• Written task:
Write out nothing but the lines from the one containing "Transcribe this image's" through the last line below, both included, and without the pictures.

• Dataset records:
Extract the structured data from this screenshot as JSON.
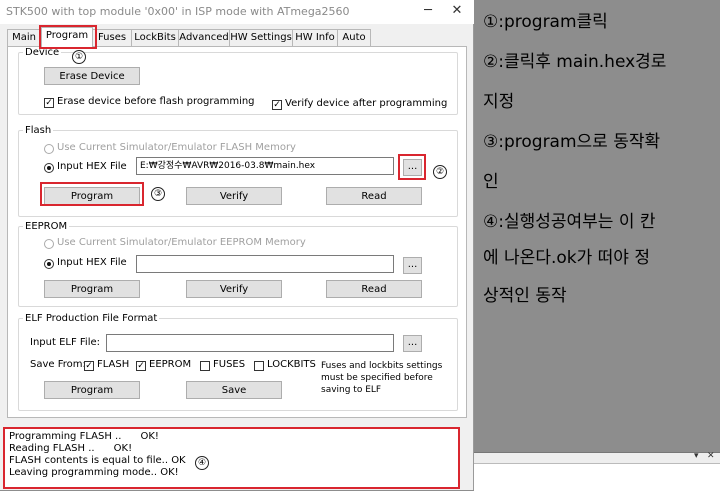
{
  "window": {
    "title": "STK500 with top module '0x00' in ISP mode with ATmega2560",
    "minimize": "─",
    "close": "✕"
  },
  "tabs": [
    "Main",
    "Program",
    "Fuses",
    "LockBits",
    "Advanced",
    "HW Settings",
    "HW Info",
    "Auto"
  ],
  "active_tab": "Program",
  "device": {
    "legend": "Device",
    "erase_button": "Erase Device",
    "erase_before_label": "Erase device before flash programming",
    "erase_before_checked": true,
    "verify_after_label": "Verify device after programming",
    "verify_after_checked": true
  },
  "flash": {
    "legend": "Flash",
    "simulator_label": "Use Current Simulator/Emulator FLASH Memory",
    "input_hex_label": "Input HEX File",
    "hex_path": "E:₩강정수₩AVR₩2016-03.8₩main.hex",
    "browse": "...",
    "program": "Program",
    "verify": "Verify",
    "read": "Read"
  },
  "eeprom": {
    "legend": "EEPROM",
    "simulator_label": "Use Current Simulator/Emulator EEPROM Memory",
    "input_hex_label": "Input HEX File",
    "hex_path": "",
    "browse": "...",
    "program": "Program",
    "verify": "Verify",
    "read": "Read"
  },
  "elf": {
    "legend": "ELF Production File Format",
    "input_label": "Input ELF File:",
    "input_value": "",
    "browse": "...",
    "save_from_label": "Save From:",
    "options": [
      {
        "label": "FLASH",
        "checked": true
      },
      {
        "label": "EEPROM",
        "checked": true
      },
      {
        "label": "FUSES",
        "checked": false
      },
      {
        "label": "LOCKBITS",
        "checked": false
      }
    ],
    "note_lines": [
      "Fuses and lockbits settings",
      "must be specified before",
      "saving to ELF"
    ],
    "program": "Program",
    "save": "Save"
  },
  "log": [
    "Programming FLASH ..      OK!",
    "Reading FLASH ..      OK!",
    "FLASH contents is equal to file.. OK",
    "Leaving programming mode.. OK!"
  ],
  "callouts": [
    "①",
    "②",
    "③",
    "④"
  ],
  "notes": [
    "①:program클릭",
    "②:클릭후 main.hex경로",
    "지정",
    "③:program으로 동작확",
    "인",
    "④:실행성공여부는 이 칸",
    "에 나온다.ok가 떠야 정",
    "상적인 동작"
  ],
  "second_pane": {
    "dropdown": "▾",
    "close": "✕"
  },
  "colors": {
    "annotation_red": "#d9262f",
    "dialog_bg": "#f0f0f0",
    "side_bg": "#8d8d8d"
  }
}
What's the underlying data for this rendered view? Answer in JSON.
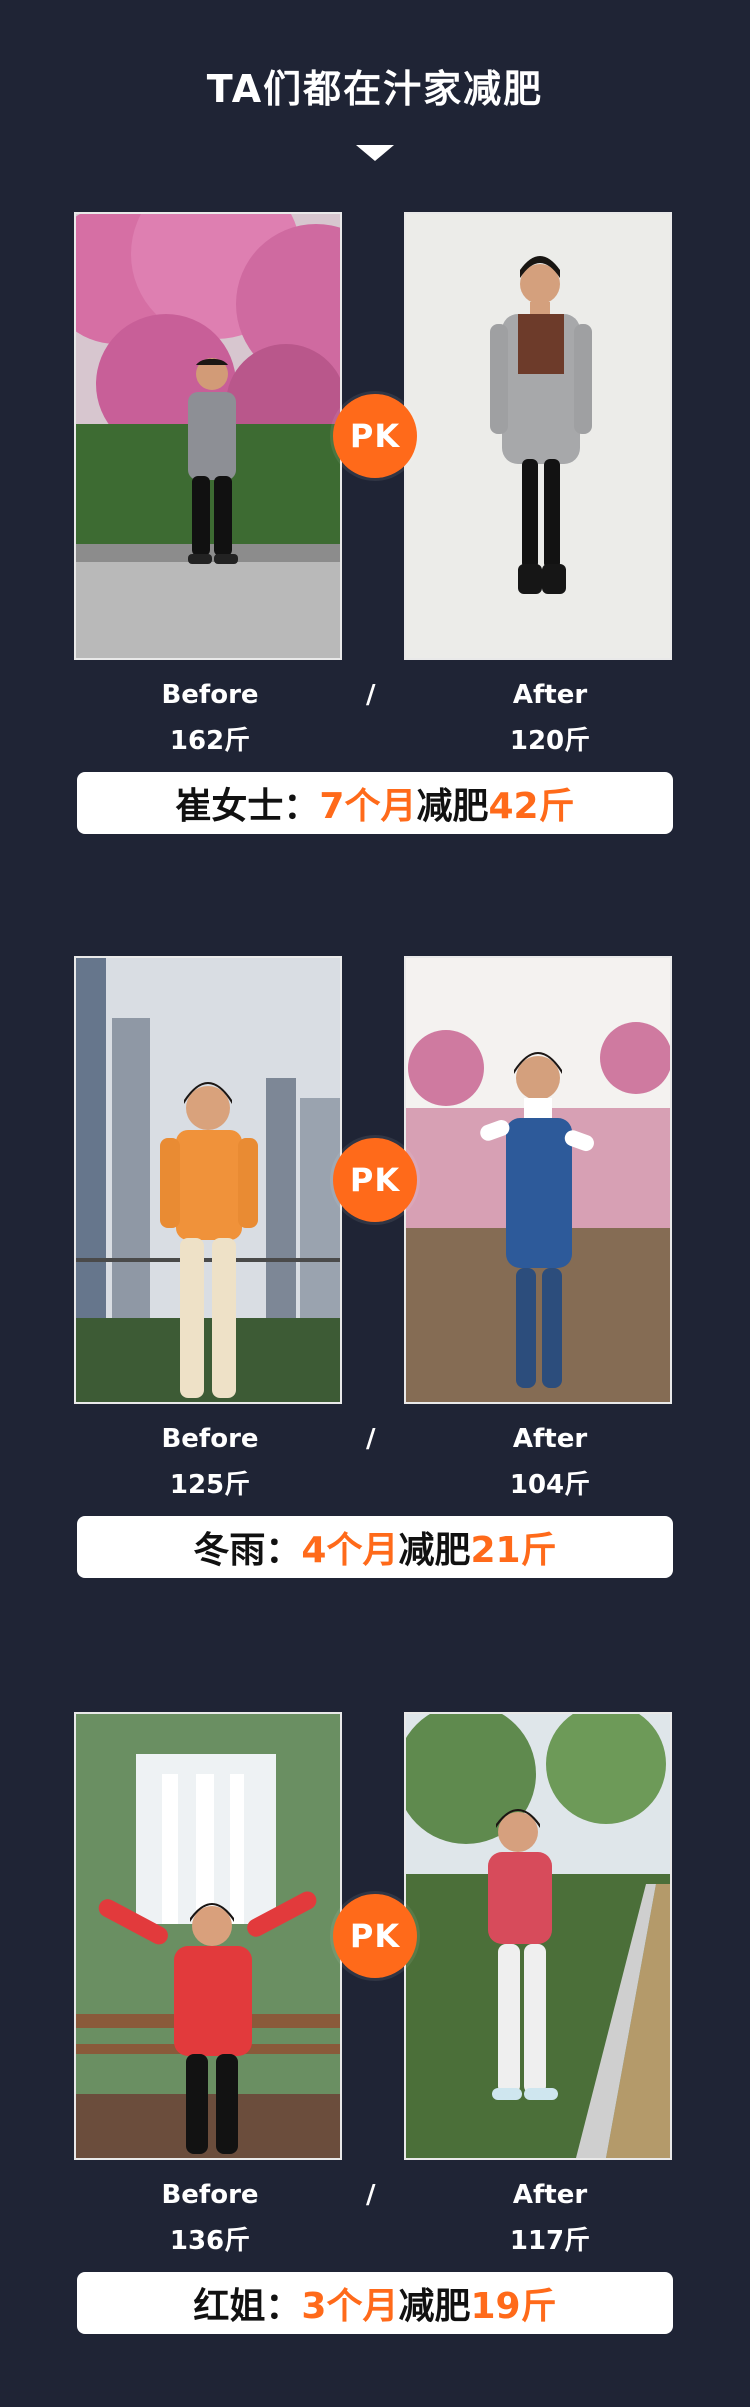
{
  "title": "TA们都在汁家减肥",
  "pk_label": "PK",
  "slash": "/",
  "cases": [
    {
      "before_label": "Before",
      "before_weight": "162斤",
      "after_label": "After",
      "after_weight": "120斤",
      "summary": {
        "name": "崔女士：",
        "duration": "7个月",
        "mid": "减肥",
        "amount": "42斤"
      }
    },
    {
      "before_label": "Before",
      "before_weight": "125斤",
      "after_label": "After",
      "after_weight": "104斤",
      "summary": {
        "name": "冬雨：",
        "duration": "4个月",
        "mid": "减肥",
        "amount": "21斤"
      }
    },
    {
      "before_label": "Before",
      "before_weight": "136斤",
      "after_label": "After",
      "after_weight": "117斤",
      "summary": {
        "name": "红姐：",
        "duration": "3个月",
        "mid": "减肥",
        "amount": "19斤"
      }
    }
  ],
  "colors": {
    "background": "#1f2435",
    "accent": "#ff6a1a",
    "text": "#ffffff"
  },
  "icons": {
    "pointer": "triangle-down-icon",
    "pk": "pk-badge-icon"
  }
}
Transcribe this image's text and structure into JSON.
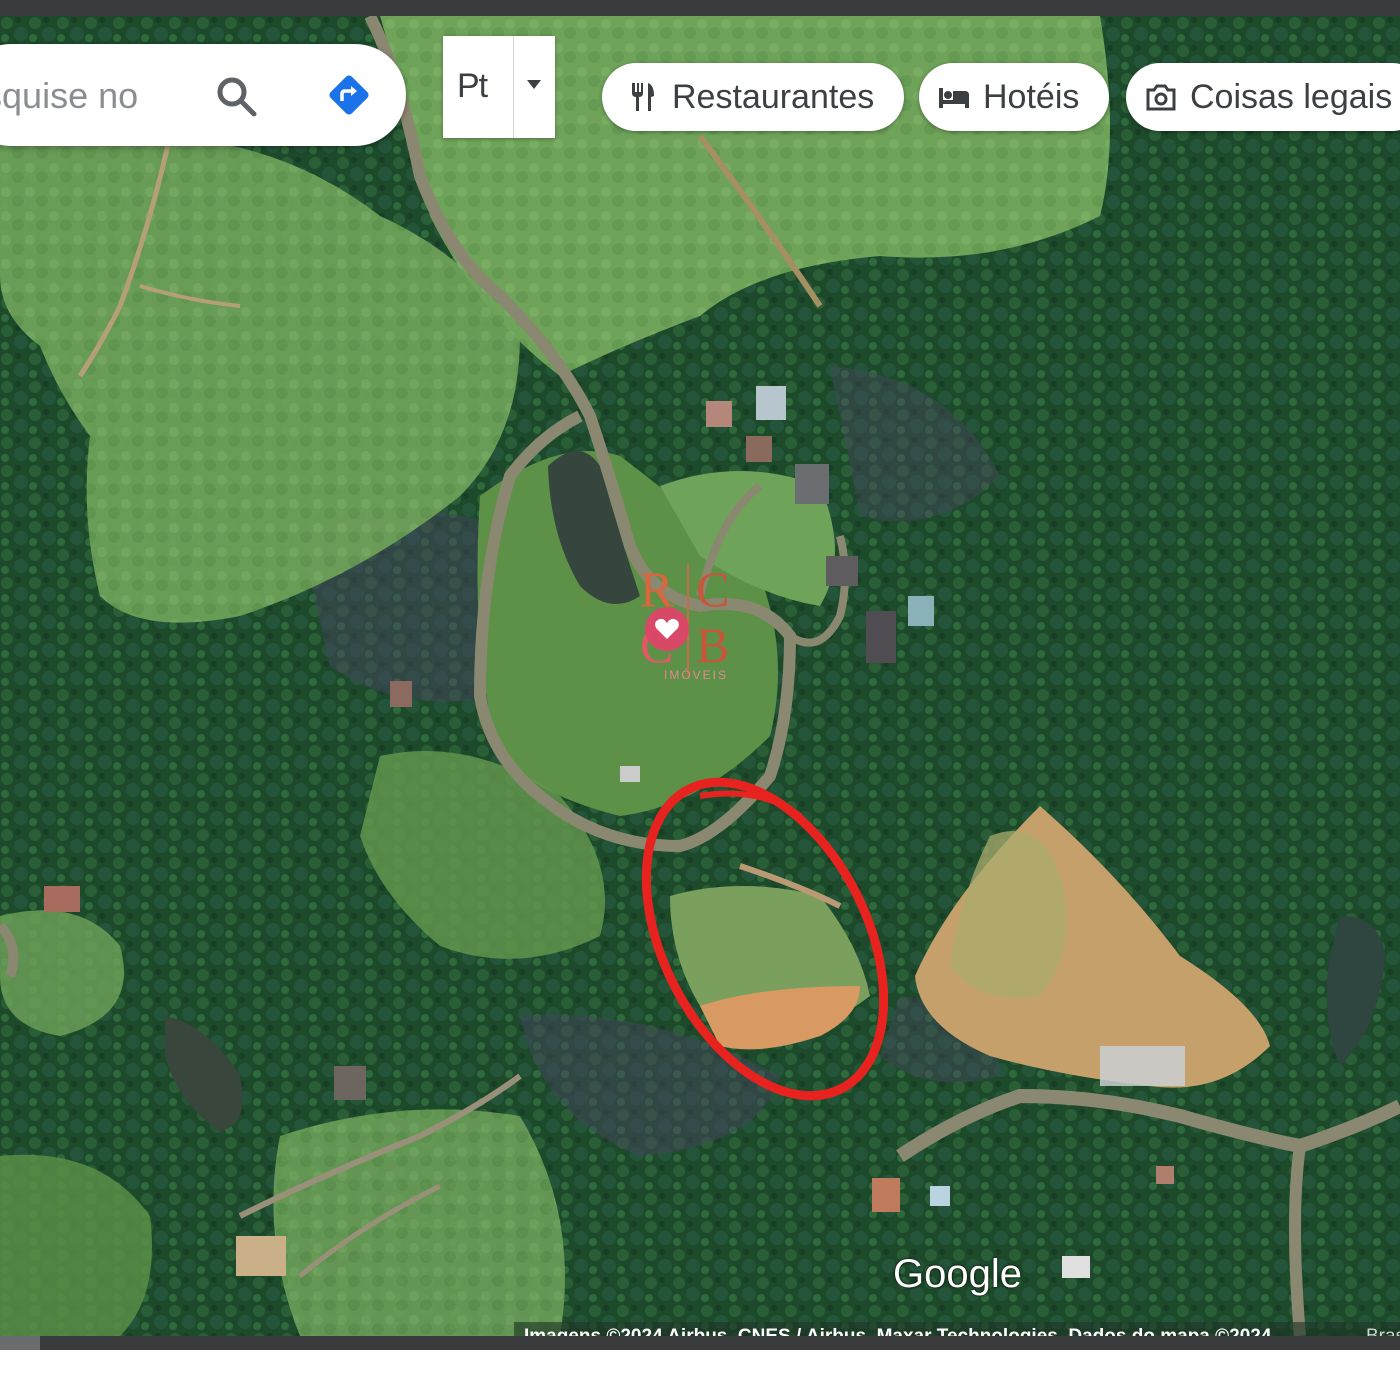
{
  "search": {
    "placeholder": "Pesquise no Google Maps"
  },
  "language_toggle": {
    "label": "Pt"
  },
  "chips": [
    {
      "label": "Restaurantes",
      "icon": "fork-knife-icon"
    },
    {
      "label": "Hotéis",
      "icon": "bed-icon"
    },
    {
      "label": "Coisas legais",
      "icon": "camera-icon"
    }
  ],
  "watermark": {
    "letters": [
      "R",
      "C",
      "C",
      "B"
    ],
    "subtitle": "IMÓVEIS"
  },
  "map": {
    "google_label": "Google",
    "attribution": "Imagens ©2024 Airbus, CNES / Airbus, Maxar Technologies, Dados do mapa ©2024",
    "attribution_extra": "Brasil",
    "highlight_color": "#e8231f"
  }
}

• Task solution:
Transcribe this image's text and structure into JSON.
{
  "search": {
    "placeholder": "Pesquise no Google Maps"
  },
  "language_toggle": {
    "label": "Pt"
  },
  "chips": [
    {
      "label": "Restaurantes",
      "icon": "fork-knife-icon"
    },
    {
      "label": "Hotéis",
      "icon": "bed-icon"
    },
    {
      "label": "Coisas legais",
      "icon": "camera-icon"
    }
  ],
  "watermark": {
    "letters": [
      "R",
      "C",
      "C",
      "B"
    ],
    "subtitle": "IMÓVEIS"
  },
  "map": {
    "google_label": "Google",
    "attribution": "Imagens ©2024 Airbus, CNES / Airbus, Maxar Technologies, Dados do mapa ©2024",
    "attribution_extra": "Brasil",
    "highlight_color": "#e8231f"
  }
}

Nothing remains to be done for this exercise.